-- Opening Marker --

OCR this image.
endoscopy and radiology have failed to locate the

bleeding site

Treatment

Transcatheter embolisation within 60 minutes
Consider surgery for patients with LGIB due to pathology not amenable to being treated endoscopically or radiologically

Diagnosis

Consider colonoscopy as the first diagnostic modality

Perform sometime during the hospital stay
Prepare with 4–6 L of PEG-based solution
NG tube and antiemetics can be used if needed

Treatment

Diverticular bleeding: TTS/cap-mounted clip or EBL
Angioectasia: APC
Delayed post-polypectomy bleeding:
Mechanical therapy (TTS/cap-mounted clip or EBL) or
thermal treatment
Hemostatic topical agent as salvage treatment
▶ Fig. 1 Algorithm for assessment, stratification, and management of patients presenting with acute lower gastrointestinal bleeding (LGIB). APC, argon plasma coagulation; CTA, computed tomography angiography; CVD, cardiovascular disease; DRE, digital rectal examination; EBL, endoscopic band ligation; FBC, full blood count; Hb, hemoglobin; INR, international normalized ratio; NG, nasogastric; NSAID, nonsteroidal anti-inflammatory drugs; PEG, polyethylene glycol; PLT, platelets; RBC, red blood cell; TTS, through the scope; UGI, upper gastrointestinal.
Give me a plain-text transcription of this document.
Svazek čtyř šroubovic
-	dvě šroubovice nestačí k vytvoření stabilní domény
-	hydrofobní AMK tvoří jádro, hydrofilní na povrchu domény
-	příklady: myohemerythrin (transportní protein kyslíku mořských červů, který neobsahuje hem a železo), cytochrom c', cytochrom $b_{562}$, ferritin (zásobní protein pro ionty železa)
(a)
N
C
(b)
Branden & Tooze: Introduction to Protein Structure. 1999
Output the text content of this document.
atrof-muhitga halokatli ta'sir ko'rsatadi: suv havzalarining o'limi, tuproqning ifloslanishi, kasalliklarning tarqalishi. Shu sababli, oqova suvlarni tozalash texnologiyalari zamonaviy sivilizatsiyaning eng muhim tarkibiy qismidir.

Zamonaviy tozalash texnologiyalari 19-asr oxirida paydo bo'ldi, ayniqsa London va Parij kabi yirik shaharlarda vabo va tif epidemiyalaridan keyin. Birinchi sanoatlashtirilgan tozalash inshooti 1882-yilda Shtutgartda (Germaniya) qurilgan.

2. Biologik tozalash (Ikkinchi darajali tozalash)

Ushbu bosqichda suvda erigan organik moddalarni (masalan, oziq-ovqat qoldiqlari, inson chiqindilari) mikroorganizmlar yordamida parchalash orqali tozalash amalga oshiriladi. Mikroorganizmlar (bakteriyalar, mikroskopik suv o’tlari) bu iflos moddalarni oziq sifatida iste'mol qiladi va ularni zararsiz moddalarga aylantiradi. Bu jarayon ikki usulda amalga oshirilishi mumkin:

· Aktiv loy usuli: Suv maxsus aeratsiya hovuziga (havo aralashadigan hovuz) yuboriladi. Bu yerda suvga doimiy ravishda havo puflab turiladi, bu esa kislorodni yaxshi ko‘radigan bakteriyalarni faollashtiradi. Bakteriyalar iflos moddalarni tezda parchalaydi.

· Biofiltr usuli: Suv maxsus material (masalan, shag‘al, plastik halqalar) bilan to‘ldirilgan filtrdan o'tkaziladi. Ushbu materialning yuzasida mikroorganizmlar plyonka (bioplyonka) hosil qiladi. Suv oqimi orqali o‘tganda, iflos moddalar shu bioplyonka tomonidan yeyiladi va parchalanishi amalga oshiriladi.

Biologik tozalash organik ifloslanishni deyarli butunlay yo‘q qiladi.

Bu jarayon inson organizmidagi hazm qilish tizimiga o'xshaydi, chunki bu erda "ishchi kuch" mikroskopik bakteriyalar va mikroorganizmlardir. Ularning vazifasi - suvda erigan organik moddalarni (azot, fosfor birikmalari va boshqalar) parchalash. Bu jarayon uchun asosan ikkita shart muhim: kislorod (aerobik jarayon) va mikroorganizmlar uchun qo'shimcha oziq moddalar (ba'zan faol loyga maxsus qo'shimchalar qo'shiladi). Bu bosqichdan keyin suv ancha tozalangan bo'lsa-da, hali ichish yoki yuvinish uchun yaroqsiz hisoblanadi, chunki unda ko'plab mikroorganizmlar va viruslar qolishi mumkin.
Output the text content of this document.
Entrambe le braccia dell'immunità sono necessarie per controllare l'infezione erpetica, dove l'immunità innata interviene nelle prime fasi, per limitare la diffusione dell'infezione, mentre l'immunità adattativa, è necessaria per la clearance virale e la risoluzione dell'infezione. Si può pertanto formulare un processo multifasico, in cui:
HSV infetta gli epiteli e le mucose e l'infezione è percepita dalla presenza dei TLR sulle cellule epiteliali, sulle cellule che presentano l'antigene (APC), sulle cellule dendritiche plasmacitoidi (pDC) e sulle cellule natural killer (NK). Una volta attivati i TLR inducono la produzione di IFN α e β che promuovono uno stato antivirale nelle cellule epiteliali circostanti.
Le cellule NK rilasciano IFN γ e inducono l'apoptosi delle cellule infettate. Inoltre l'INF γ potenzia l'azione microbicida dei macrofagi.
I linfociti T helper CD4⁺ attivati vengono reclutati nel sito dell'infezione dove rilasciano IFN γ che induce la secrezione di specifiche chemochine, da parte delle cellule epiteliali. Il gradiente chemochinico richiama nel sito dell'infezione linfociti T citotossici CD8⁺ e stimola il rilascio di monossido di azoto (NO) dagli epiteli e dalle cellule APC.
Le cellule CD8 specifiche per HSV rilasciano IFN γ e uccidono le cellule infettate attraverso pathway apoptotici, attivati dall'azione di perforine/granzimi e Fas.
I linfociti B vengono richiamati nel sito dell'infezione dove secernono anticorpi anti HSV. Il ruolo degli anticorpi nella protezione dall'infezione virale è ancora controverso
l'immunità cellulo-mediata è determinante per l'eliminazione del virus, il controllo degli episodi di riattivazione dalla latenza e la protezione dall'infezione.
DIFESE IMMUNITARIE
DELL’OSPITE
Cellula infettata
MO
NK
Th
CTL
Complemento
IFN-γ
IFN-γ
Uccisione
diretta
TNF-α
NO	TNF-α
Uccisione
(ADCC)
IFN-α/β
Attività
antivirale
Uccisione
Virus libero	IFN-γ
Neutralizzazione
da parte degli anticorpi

-- Closing Marker --

Work order
Sift through the material above and copy each line that holds "parte".

Result
I linfociti T helper CD4⁺ attivati vengono reclutati nel sito dell'infezione dove rilasciano IFN γ che induce la secrezione di specifiche chemochine, da parte delle cellule epiteliali. Il gradiente chemochinico richiama nel sito dell'infezione linfociti T citotossici CD8⁺ e stimola il rilascio di monossido di azoto (NO) dagli epiteli e dalle cellule APC.
da parte degli anticorpi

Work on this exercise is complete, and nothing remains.